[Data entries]

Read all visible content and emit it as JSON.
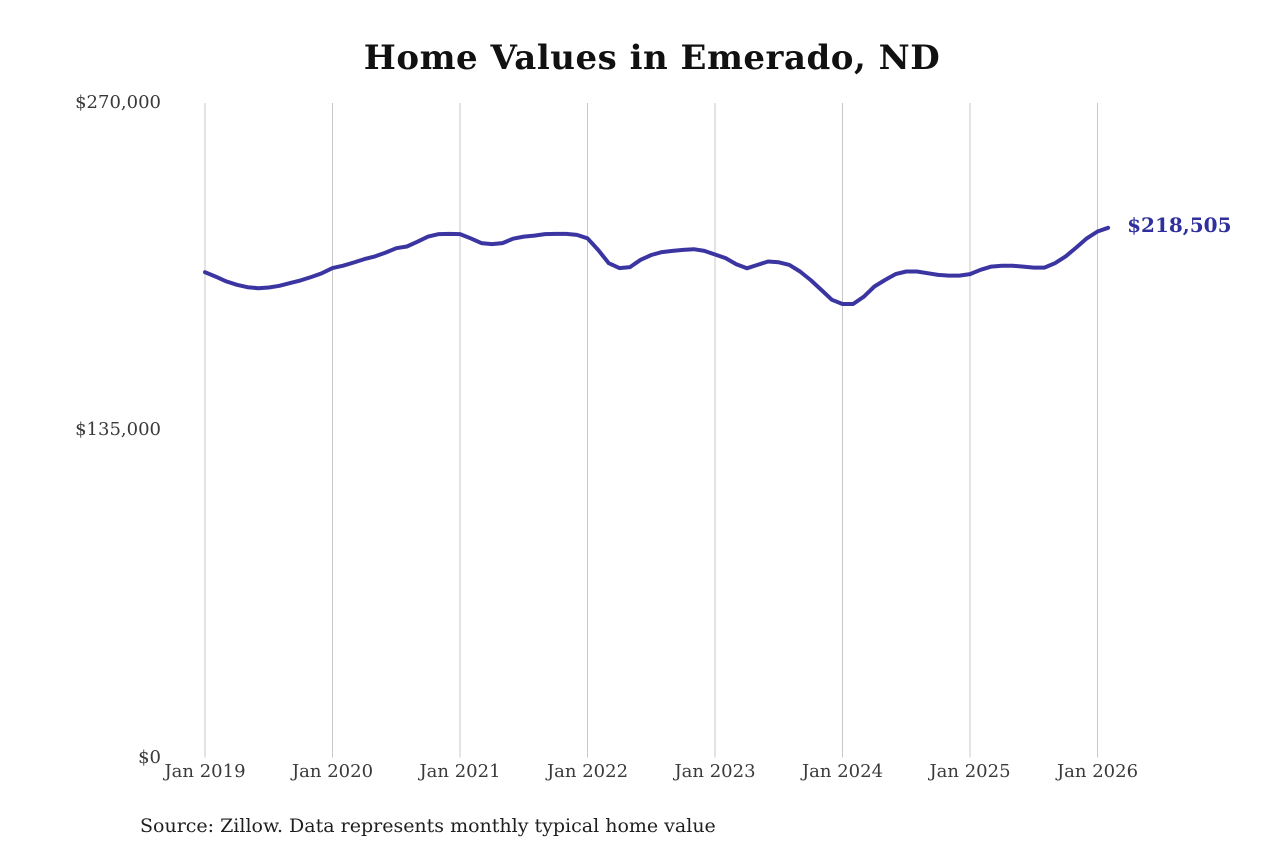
{
  "chart": {
    "title": "Home Values in Emerado, ND",
    "end_label": "$218,505",
    "source": "Source: Zillow. Data represents monthly typical home value"
  },
  "chart_data": {
    "type": "line",
    "title": "Home Values in Emerado, ND",
    "series_name": "Monthly typical home value",
    "x_start": "2019-01",
    "x_interval": "monthly",
    "x_ticks": [
      {
        "label": "Jan 2019",
        "month_index": 0
      },
      {
        "label": "Jan 2020",
        "month_index": 12
      },
      {
        "label": "Jan 2021",
        "month_index": 24
      },
      {
        "label": "Jan 2022",
        "month_index": 36
      },
      {
        "label": "Jan 2023",
        "month_index": 48
      },
      {
        "label": "Jan 2024",
        "month_index": 60
      },
      {
        "label": "Jan 2025",
        "month_index": 72
      },
      {
        "label": "Jan 2026",
        "month_index": 84
      }
    ],
    "y_ticks": [
      {
        "label": "$0",
        "value": 0
      },
      {
        "label": "$135,000",
        "value": 135000
      },
      {
        "label": "$270,000",
        "value": 270000
      }
    ],
    "ylim": [
      0,
      270000
    ],
    "grid": "vertical-only",
    "legend": "none",
    "line_color": "#3b35a2",
    "grid_color": "#c8c8c8",
    "end_label": "$218,505",
    "end_value": 218505,
    "values": [
      200200,
      198400,
      196400,
      195000,
      194000,
      193600,
      193900,
      194600,
      195700,
      196800,
      198200,
      199800,
      201900,
      202900,
      204200,
      205600,
      206700,
      208300,
      210100,
      210800,
      212800,
      214900,
      215900,
      216000,
      215900,
      214200,
      212200,
      211800,
      212200,
      214000,
      214900,
      215300,
      215900,
      216000,
      216000,
      215600,
      214200,
      209400,
      203900,
      201900,
      202300,
      205300,
      207300,
      208500,
      209000,
      209400,
      209700,
      209000,
      207500,
      206000,
      203500,
      201800,
      203200,
      204600,
      204300,
      203200,
      200500,
      197000,
      192900,
      188800,
      187100,
      187100,
      190100,
      194300,
      197000,
      199400,
      200500,
      200500,
      199800,
      199100,
      198800,
      198800,
      199400,
      201200,
      202500,
      202900,
      202900,
      202500,
      202100,
      202100,
      203900,
      206700,
      210400,
      214200,
      217000,
      218505
    ],
    "source": "Source: Zillow. Data represents monthly typical home value"
  }
}
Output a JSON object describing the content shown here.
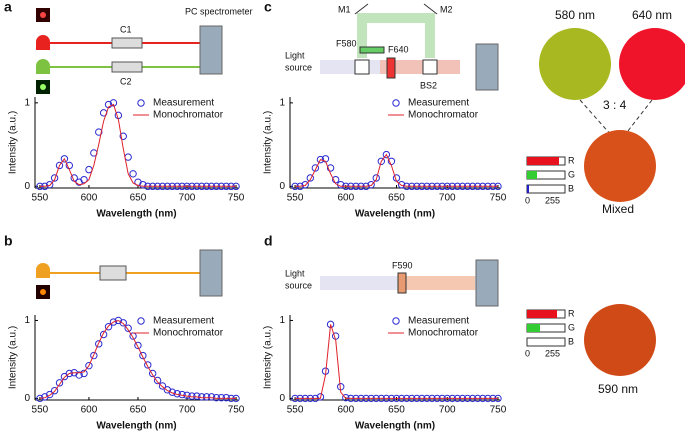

• _OBJECTIVE_
Search the data for the string "content" and copy each line where it appears.

• _FINAL RESULT_
Read all visible content and emit it as JSON.
Output a JSON object describing the content shown here.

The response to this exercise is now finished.